AIM OF THE EXERCISE> Copy all the data exactly, except the pictures.

GIVEN RECORDS>

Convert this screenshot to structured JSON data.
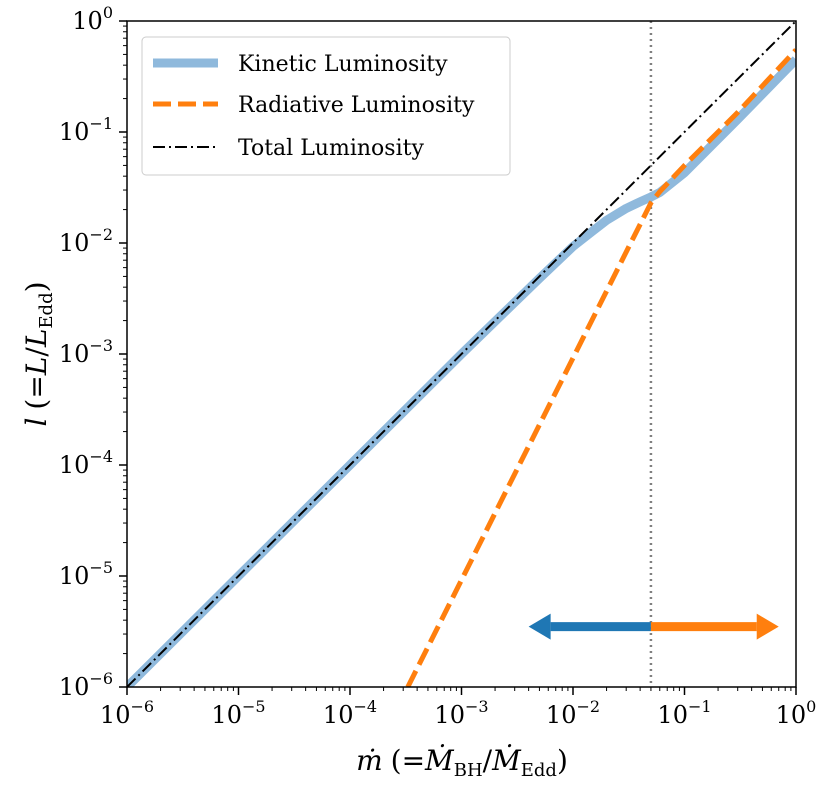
{
  "chart_data": {
    "type": "line",
    "xscale": "log",
    "yscale": "log",
    "xlim": [
      1e-06,
      1
    ],
    "ylim": [
      1e-06,
      1
    ],
    "xlabel": {
      "main": "ṁ",
      "open": "(=",
      "num": "Ṁ",
      "num_sub": "BH",
      "slash": "/",
      "den": "Ṁ",
      "den_sub": "Edd",
      "close": ")"
    },
    "ylabel": {
      "main": "l",
      "open": "(=",
      "num": "L",
      "slash": "/",
      "den": "L",
      "den_sub": "Edd",
      "close": ")"
    },
    "x_ticks": [
      {
        "base": "10",
        "exp": "−6",
        "value": 1e-06
      },
      {
        "base": "10",
        "exp": "−5",
        "value": 1e-05
      },
      {
        "base": "10",
        "exp": "−4",
        "value": 0.0001
      },
      {
        "base": "10",
        "exp": "−3",
        "value": 0.001
      },
      {
        "base": "10",
        "exp": "−2",
        "value": 0.01
      },
      {
        "base": "10",
        "exp": "−1",
        "value": 0.1
      },
      {
        "base": "10",
        "exp": "0",
        "value": 1
      }
    ],
    "y_ticks": [
      {
        "base": "10",
        "exp": "−6",
        "value": 1e-06
      },
      {
        "base": "10",
        "exp": "−5",
        "value": 1e-05
      },
      {
        "base": "10",
        "exp": "−4",
        "value": 0.0001
      },
      {
        "base": "10",
        "exp": "−3",
        "value": 0.001
      },
      {
        "base": "10",
        "exp": "−2",
        "value": 0.01
      },
      {
        "base": "10",
        "exp": "−1",
        "value": 0.1
      },
      {
        "base": "10",
        "exp": "0",
        "value": 1
      }
    ],
    "series": [
      {
        "name": "Kinetic Luminosity",
        "color": "#8fb9dc",
        "style": "solid-thick",
        "x": [
          1e-06,
          1e-05,
          0.0001,
          0.001,
          0.005,
          0.01,
          0.015,
          0.02,
          0.03,
          0.04,
          0.05,
          0.06,
          0.1,
          0.3,
          1
        ],
        "y": [
          1e-06,
          1e-05,
          0.0001,
          0.001,
          0.0048,
          0.0093,
          0.0128,
          0.016,
          0.0205,
          0.0235,
          0.026,
          0.0285,
          0.043,
          0.13,
          0.45
        ]
      },
      {
        "name": "Radiative Luminosity",
        "color": "#ff7f0e",
        "style": "dashed",
        "x": [
          0.00033,
          0.001,
          0.003,
          0.01,
          0.03,
          0.05,
          0.06,
          0.1,
          0.3,
          1
        ],
        "y": [
          1e-06,
          9.2e-06,
          8.3e-05,
          0.00092,
          0.0083,
          0.023,
          0.029,
          0.05,
          0.15,
          0.55
        ]
      },
      {
        "name": "Total Luminosity",
        "color": "#000000",
        "style": "dashdot",
        "x": [
          1e-06,
          1
        ],
        "y": [
          1e-06,
          1
        ]
      }
    ],
    "vline": {
      "x": 0.05,
      "color": "#808080",
      "style": "dotted"
    },
    "arrows": [
      {
        "name": "left-arrow",
        "from_x": 0.05,
        "to_x": 0.004,
        "y": 3.5e-06,
        "color": "#1f77b4"
      },
      {
        "name": "right-arrow",
        "from_x": 0.05,
        "to_x": 0.7,
        "y": 3.5e-06,
        "color": "#ff7f0e"
      }
    ],
    "legend": {
      "placement": "top-left",
      "entries": [
        "Kinetic Luminosity",
        "Radiative Luminosity",
        "Total Luminosity"
      ]
    },
    "grid": false
  }
}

OUTPUT>
Convert this screenshot to structured JSON data.
{
  "chart_data": {
    "type": "line",
    "xscale": "log",
    "yscale": "log",
    "xlim": [
      1e-06,
      1
    ],
    "ylim": [
      1e-06,
      1
    ],
    "xlabel": {
      "main": "ṁ",
      "open": "(=",
      "num": "Ṁ",
      "num_sub": "BH",
      "slash": "/",
      "den": "Ṁ",
      "den_sub": "Edd",
      "close": ")"
    },
    "ylabel": {
      "main": "l",
      "open": "(=",
      "num": "L",
      "slash": "/",
      "den": "L",
      "den_sub": "Edd",
      "close": ")"
    },
    "x_ticks": [
      {
        "base": "10",
        "exp": "−6",
        "value": 1e-06
      },
      {
        "base": "10",
        "exp": "−5",
        "value": 1e-05
      },
      {
        "base": "10",
        "exp": "−4",
        "value": 0.0001
      },
      {
        "base": "10",
        "exp": "−3",
        "value": 0.001
      },
      {
        "base": "10",
        "exp": "−2",
        "value": 0.01
      },
      {
        "base": "10",
        "exp": "−1",
        "value": 0.1
      },
      {
        "base": "10",
        "exp": "0",
        "value": 1
      }
    ],
    "y_ticks": [
      {
        "base": "10",
        "exp": "−6",
        "value": 1e-06
      },
      {
        "base": "10",
        "exp": "−5",
        "value": 1e-05
      },
      {
        "base": "10",
        "exp": "−4",
        "value": 0.0001
      },
      {
        "base": "10",
        "exp": "−3",
        "value": 0.001
      },
      {
        "base": "10",
        "exp": "−2",
        "value": 0.01
      },
      {
        "base": "10",
        "exp": "−1",
        "value": 0.1
      },
      {
        "base": "10",
        "exp": "0",
        "value": 1
      }
    ],
    "series": [
      {
        "name": "Kinetic Luminosity",
        "color": "#8fb9dc",
        "style": "solid-thick",
        "x": [
          1e-06,
          1e-05,
          0.0001,
          0.001,
          0.005,
          0.01,
          0.015,
          0.02,
          0.03,
          0.04,
          0.05,
          0.06,
          0.1,
          0.3,
          1
        ],
        "y": [
          1e-06,
          1e-05,
          0.0001,
          0.001,
          0.0048,
          0.0093,
          0.0128,
          0.016,
          0.0205,
          0.0235,
          0.026,
          0.0285,
          0.043,
          0.13,
          0.45
        ]
      },
      {
        "name": "Radiative Luminosity",
        "color": "#ff7f0e",
        "style": "dashed",
        "x": [
          0.00033,
          0.001,
          0.003,
          0.01,
          0.03,
          0.05,
          0.06,
          0.1,
          0.3,
          1
        ],
        "y": [
          1e-06,
          9.2e-06,
          8.3e-05,
          0.00092,
          0.0083,
          0.023,
          0.029,
          0.05,
          0.15,
          0.55
        ]
      },
      {
        "name": "Total Luminosity",
        "color": "#000000",
        "style": "dashdot",
        "x": [
          1e-06,
          1
        ],
        "y": [
          1e-06,
          1
        ]
      }
    ],
    "vline": {
      "x": 0.05,
      "color": "#808080",
      "style": "dotted"
    },
    "arrows": [
      {
        "name": "left-arrow",
        "from_x": 0.05,
        "to_x": 0.004,
        "y": 3.5e-06,
        "color": "#1f77b4"
      },
      {
        "name": "right-arrow",
        "from_x": 0.05,
        "to_x": 0.7,
        "y": 3.5e-06,
        "color": "#ff7f0e"
      }
    ],
    "legend": {
      "placement": "top-left",
      "entries": [
        "Kinetic Luminosity",
        "Radiative Luminosity",
        "Total Luminosity"
      ]
    },
    "grid": false
  }
}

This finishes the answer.